Collected data:
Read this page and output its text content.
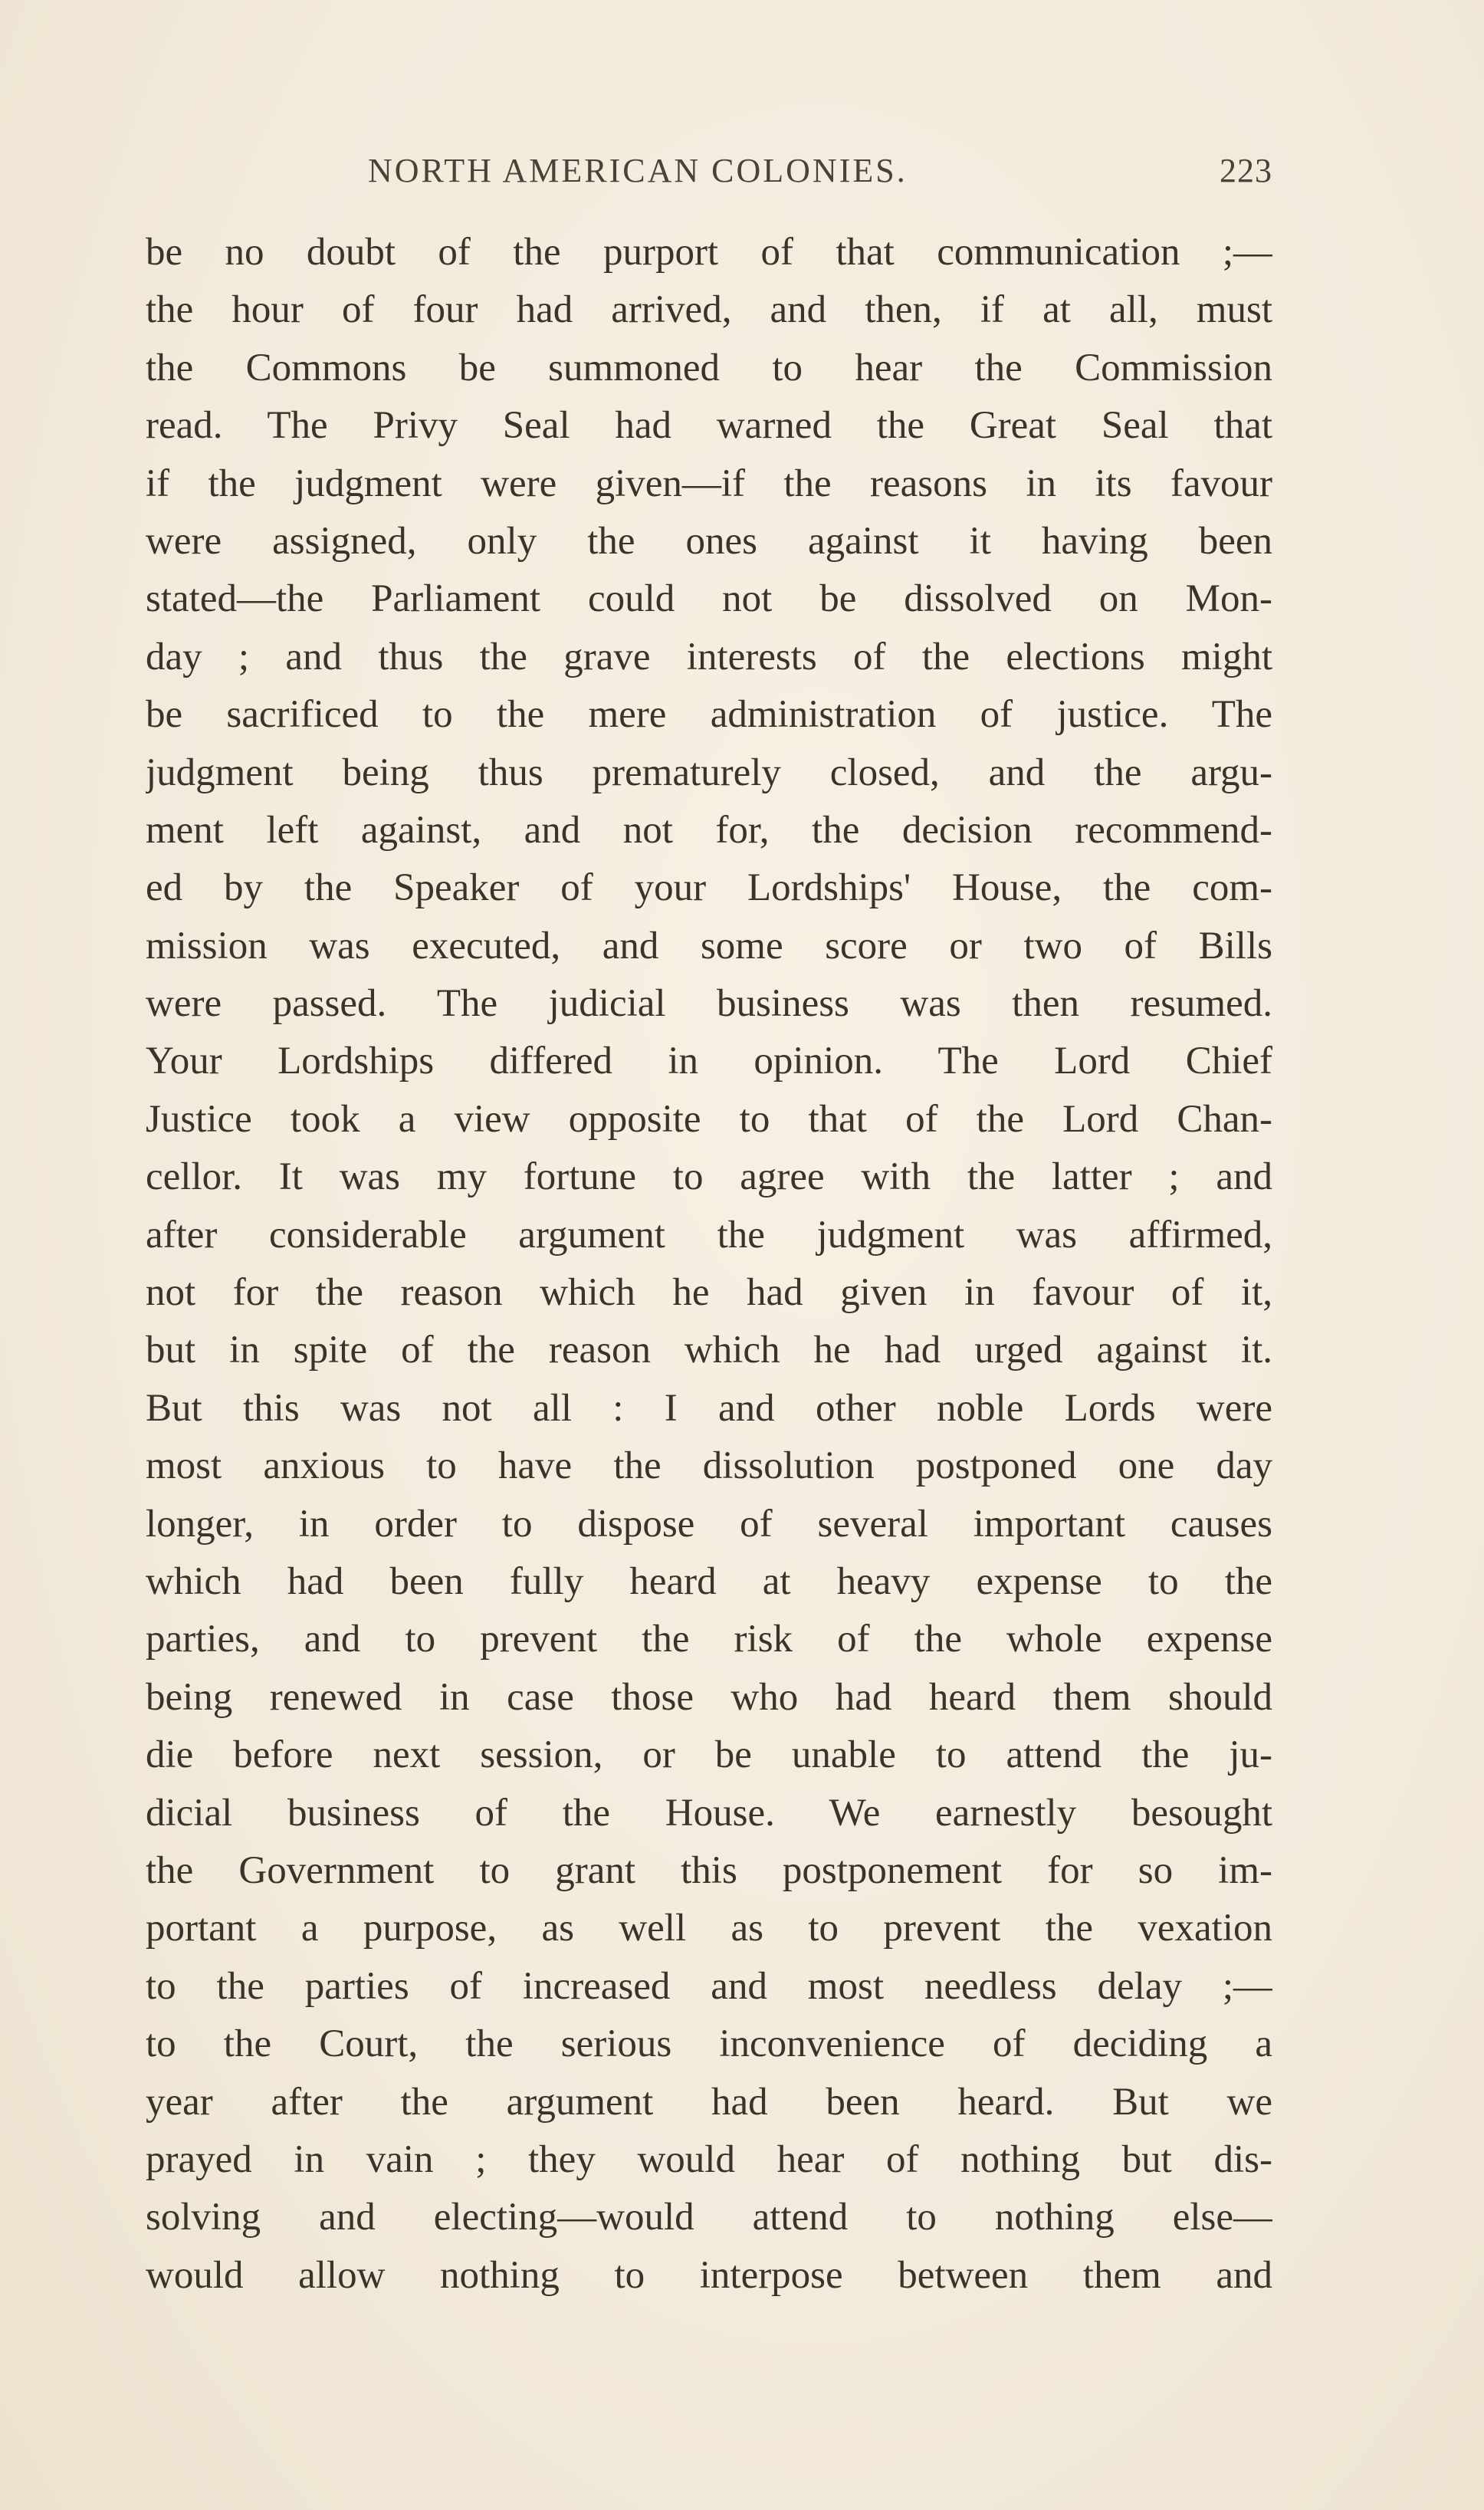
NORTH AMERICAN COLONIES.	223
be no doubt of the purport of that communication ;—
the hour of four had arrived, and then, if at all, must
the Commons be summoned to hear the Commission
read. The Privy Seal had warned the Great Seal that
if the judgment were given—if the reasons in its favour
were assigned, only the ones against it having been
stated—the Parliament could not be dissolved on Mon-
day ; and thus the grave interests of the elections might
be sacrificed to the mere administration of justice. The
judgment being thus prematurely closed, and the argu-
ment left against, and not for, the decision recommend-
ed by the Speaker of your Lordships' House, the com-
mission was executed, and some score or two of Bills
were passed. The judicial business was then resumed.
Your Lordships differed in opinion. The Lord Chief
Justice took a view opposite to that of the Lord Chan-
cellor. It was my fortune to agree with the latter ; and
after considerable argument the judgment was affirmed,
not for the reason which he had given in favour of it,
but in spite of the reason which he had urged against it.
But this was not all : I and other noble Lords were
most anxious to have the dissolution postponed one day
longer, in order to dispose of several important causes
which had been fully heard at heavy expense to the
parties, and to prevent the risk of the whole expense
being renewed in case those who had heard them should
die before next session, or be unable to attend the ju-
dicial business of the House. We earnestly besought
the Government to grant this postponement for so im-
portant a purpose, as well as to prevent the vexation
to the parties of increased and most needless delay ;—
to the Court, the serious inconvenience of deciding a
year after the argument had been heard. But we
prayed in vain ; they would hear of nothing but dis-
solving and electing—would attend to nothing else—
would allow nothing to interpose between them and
* * *
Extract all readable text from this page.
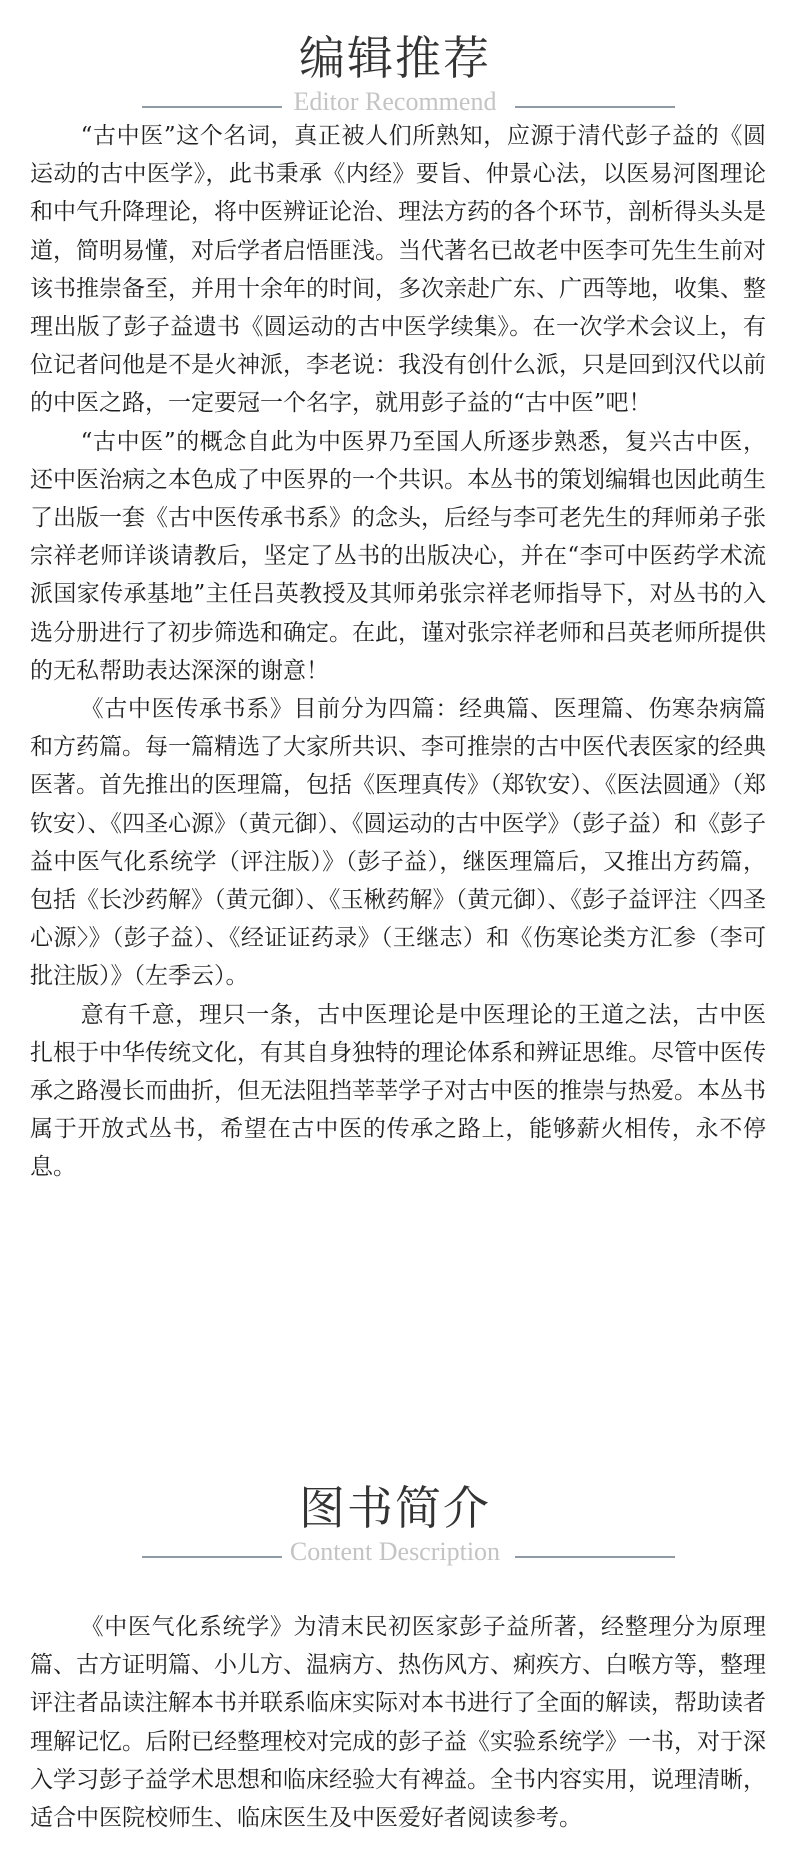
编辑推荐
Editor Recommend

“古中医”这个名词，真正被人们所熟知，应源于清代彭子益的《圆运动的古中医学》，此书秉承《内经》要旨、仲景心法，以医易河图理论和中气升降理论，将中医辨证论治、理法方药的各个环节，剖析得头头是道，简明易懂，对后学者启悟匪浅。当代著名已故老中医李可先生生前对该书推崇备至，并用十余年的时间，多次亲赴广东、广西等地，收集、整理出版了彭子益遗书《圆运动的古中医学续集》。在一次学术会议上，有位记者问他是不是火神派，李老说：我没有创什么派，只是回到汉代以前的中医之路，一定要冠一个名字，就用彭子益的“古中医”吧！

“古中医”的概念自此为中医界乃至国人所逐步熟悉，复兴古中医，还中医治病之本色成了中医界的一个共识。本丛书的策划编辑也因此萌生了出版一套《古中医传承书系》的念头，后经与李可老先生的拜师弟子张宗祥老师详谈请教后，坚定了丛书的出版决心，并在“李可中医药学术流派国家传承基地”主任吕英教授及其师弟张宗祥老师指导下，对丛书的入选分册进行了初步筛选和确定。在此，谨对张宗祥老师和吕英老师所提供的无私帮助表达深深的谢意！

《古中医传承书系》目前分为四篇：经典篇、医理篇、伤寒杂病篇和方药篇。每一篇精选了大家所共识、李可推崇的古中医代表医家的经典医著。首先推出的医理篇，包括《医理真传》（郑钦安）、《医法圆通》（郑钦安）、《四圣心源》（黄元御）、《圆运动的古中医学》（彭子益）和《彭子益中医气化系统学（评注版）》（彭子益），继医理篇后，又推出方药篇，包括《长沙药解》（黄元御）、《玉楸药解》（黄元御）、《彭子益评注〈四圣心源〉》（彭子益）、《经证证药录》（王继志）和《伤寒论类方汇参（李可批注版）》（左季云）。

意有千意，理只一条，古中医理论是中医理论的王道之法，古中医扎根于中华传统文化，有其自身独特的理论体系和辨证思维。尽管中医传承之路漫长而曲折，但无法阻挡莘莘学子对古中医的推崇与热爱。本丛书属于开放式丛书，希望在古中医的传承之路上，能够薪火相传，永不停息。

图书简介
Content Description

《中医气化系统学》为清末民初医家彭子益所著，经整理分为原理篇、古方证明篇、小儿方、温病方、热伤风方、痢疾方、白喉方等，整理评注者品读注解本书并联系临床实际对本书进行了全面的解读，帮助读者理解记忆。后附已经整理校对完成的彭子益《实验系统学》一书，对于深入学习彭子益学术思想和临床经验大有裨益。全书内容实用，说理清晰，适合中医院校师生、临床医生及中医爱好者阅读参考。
---
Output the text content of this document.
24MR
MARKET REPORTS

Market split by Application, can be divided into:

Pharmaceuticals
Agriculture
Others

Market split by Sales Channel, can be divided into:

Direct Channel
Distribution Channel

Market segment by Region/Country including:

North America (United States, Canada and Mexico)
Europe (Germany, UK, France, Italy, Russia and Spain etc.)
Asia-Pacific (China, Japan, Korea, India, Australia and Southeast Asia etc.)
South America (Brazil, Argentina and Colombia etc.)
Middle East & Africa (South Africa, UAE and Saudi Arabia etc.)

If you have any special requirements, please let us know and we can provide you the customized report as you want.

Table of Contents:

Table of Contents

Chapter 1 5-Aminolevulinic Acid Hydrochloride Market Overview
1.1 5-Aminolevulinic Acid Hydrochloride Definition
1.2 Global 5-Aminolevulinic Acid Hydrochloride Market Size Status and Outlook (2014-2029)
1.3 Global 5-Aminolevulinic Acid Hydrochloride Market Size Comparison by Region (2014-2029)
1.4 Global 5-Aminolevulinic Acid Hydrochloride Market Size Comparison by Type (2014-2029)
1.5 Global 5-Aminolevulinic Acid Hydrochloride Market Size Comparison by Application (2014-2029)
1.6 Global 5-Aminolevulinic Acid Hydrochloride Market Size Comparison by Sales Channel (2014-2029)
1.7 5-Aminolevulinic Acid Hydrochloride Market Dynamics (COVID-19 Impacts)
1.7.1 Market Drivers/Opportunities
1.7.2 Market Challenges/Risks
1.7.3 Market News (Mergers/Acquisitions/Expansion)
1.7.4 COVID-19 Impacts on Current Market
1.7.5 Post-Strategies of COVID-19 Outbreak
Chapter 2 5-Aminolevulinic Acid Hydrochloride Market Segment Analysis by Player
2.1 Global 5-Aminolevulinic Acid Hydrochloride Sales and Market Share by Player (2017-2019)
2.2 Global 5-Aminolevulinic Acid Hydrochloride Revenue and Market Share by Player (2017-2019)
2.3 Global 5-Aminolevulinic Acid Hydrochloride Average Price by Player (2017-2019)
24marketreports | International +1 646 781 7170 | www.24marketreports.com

Stated goal: Out of the preceding entries, pull every line containing the string "heard".

Solution for this exercise:
which had been fully heard at heavy expense to the
being renewed in case those who had heard them should
year after the argument had been heard. But we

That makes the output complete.